Request: Find the lines with the string "JSON" and return them.
++++++++++
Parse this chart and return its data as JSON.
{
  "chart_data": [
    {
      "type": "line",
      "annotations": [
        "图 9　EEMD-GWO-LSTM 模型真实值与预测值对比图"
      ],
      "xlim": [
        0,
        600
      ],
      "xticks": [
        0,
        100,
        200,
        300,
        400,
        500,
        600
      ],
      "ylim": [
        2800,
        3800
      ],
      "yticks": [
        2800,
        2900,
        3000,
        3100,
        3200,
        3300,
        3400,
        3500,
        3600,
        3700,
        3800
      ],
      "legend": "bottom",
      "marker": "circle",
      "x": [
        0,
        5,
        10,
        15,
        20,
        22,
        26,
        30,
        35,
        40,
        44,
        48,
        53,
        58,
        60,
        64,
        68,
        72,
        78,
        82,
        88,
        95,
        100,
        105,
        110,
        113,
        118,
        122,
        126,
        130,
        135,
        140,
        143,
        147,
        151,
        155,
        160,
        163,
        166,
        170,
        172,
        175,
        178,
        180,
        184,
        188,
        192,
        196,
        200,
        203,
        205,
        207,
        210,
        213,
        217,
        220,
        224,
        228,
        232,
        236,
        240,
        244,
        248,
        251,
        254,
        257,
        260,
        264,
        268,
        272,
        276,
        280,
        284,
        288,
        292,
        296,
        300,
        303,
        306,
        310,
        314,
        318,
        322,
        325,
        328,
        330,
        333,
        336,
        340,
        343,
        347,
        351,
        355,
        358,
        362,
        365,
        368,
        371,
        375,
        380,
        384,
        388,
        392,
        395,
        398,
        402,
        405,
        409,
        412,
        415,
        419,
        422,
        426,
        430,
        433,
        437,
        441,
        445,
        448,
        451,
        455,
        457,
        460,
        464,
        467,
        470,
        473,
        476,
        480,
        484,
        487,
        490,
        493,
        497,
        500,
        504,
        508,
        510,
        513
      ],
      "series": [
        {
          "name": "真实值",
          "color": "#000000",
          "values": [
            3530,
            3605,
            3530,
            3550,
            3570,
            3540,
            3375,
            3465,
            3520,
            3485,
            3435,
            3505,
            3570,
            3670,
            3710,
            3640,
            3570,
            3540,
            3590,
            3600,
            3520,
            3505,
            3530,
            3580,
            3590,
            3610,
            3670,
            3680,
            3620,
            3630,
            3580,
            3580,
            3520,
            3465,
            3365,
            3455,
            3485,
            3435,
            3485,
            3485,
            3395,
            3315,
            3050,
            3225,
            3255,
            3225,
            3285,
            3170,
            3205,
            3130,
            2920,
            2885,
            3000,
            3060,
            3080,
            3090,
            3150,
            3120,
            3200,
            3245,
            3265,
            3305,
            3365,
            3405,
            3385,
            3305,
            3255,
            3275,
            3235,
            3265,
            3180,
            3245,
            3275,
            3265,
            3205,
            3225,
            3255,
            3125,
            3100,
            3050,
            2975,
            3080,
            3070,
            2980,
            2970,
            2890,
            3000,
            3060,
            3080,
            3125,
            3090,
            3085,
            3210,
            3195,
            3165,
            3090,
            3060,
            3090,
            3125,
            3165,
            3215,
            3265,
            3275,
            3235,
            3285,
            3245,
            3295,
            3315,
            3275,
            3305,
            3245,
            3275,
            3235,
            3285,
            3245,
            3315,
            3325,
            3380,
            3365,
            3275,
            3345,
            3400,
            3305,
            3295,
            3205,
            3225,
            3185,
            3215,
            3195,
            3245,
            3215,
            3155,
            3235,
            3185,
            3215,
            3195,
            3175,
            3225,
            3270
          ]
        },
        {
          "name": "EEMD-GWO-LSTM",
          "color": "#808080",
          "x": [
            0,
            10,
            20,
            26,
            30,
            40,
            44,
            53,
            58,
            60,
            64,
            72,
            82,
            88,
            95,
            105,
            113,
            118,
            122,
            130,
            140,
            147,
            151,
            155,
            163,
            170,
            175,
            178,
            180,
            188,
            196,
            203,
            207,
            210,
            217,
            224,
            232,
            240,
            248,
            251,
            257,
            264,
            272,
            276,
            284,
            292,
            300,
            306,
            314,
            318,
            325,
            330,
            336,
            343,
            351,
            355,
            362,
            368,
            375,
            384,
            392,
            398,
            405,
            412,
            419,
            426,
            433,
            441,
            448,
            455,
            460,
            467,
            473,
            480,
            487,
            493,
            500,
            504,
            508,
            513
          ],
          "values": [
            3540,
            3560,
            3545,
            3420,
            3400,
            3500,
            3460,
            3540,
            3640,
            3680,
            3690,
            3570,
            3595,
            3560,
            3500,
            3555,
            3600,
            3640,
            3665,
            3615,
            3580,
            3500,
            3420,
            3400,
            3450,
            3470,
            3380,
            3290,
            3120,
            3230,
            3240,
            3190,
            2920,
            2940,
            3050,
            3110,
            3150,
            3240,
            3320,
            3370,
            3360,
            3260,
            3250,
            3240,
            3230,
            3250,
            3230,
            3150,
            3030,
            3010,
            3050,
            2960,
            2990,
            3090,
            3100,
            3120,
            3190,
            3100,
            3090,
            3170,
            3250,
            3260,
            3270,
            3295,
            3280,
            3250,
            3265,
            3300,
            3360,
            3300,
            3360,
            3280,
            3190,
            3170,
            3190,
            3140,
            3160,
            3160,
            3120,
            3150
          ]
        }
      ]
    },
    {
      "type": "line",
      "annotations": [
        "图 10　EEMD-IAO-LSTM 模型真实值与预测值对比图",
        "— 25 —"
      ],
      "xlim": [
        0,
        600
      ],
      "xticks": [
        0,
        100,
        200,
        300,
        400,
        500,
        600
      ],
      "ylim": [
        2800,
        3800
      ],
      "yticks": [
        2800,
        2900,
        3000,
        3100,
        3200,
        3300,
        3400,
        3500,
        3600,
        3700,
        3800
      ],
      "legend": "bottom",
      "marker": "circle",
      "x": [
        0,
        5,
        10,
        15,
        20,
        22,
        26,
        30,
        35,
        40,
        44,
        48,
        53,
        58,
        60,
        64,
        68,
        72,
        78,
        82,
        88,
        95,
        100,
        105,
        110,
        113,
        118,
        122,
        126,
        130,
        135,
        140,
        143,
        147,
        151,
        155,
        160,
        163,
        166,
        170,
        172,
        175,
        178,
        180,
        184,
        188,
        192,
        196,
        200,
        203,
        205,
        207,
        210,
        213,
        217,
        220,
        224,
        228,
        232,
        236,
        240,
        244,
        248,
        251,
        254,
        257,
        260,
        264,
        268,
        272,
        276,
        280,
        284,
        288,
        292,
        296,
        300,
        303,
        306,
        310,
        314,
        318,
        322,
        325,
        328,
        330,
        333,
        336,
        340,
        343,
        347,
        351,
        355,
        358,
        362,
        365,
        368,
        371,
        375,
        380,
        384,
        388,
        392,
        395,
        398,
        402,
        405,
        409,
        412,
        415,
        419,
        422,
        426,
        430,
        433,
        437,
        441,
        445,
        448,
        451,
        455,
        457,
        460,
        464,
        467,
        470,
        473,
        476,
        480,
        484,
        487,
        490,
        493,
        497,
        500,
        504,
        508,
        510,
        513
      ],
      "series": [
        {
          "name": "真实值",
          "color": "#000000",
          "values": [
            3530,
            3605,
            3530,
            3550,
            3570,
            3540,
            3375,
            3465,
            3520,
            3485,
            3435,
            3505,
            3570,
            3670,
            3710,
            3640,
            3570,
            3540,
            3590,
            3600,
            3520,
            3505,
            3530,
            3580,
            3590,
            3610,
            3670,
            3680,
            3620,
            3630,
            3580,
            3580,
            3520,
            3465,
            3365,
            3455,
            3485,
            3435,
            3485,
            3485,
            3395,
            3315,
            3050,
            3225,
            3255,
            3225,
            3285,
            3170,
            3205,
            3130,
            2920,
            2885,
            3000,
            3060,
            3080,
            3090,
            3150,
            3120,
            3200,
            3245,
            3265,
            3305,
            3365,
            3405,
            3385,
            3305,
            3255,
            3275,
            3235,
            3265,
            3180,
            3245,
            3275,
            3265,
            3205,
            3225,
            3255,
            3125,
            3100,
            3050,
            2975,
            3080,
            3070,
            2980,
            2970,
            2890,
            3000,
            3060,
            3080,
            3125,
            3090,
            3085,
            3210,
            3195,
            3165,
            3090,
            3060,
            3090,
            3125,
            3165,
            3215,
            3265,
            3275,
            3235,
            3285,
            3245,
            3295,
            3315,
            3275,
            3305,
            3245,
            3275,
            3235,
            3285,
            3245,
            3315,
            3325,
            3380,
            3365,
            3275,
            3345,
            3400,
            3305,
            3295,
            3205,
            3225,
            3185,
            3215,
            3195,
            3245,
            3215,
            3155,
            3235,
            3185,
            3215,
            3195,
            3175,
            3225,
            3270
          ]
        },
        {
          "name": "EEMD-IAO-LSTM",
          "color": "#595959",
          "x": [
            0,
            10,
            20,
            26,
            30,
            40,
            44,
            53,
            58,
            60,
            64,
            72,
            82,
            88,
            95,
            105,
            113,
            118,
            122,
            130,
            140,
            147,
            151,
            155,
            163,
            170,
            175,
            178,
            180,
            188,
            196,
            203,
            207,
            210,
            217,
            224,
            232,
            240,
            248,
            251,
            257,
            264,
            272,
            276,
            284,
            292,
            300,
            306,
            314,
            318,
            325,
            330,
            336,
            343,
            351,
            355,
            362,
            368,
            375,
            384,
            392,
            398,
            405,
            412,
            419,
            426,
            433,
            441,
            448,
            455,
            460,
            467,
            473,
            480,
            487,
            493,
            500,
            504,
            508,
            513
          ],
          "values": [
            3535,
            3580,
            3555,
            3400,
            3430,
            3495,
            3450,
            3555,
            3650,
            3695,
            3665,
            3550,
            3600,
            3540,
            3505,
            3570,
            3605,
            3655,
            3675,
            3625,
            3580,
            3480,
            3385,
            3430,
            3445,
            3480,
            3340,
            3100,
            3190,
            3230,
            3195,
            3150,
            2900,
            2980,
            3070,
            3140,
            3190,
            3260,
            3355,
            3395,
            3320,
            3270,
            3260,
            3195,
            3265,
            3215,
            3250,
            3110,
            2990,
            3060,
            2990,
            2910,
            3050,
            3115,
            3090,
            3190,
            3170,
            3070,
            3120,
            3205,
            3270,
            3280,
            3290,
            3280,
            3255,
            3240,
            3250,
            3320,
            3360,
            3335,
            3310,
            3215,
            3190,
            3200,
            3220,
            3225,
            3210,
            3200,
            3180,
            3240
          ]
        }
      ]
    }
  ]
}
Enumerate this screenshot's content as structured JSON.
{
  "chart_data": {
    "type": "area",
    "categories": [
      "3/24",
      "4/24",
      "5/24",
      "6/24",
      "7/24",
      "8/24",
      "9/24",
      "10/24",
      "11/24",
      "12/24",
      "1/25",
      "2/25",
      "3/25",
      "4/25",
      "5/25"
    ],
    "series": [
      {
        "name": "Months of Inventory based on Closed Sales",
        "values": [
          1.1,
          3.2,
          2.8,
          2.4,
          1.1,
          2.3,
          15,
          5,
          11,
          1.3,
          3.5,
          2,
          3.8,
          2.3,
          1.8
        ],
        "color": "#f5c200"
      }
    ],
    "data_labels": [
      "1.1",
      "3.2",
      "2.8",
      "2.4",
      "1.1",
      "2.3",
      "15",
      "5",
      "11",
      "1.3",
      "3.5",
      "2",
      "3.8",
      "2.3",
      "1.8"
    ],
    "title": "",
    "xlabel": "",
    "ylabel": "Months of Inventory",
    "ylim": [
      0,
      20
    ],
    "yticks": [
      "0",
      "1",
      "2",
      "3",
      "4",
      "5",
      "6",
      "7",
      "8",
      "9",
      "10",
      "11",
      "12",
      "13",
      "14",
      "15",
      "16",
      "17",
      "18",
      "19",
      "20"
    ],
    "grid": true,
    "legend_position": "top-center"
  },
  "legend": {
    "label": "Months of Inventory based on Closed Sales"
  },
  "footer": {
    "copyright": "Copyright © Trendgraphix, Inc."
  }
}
++++++++++
Solution for this task:
Parse this chart and return its data as JSON.
Enumerate this screenshot's content as structured JSON.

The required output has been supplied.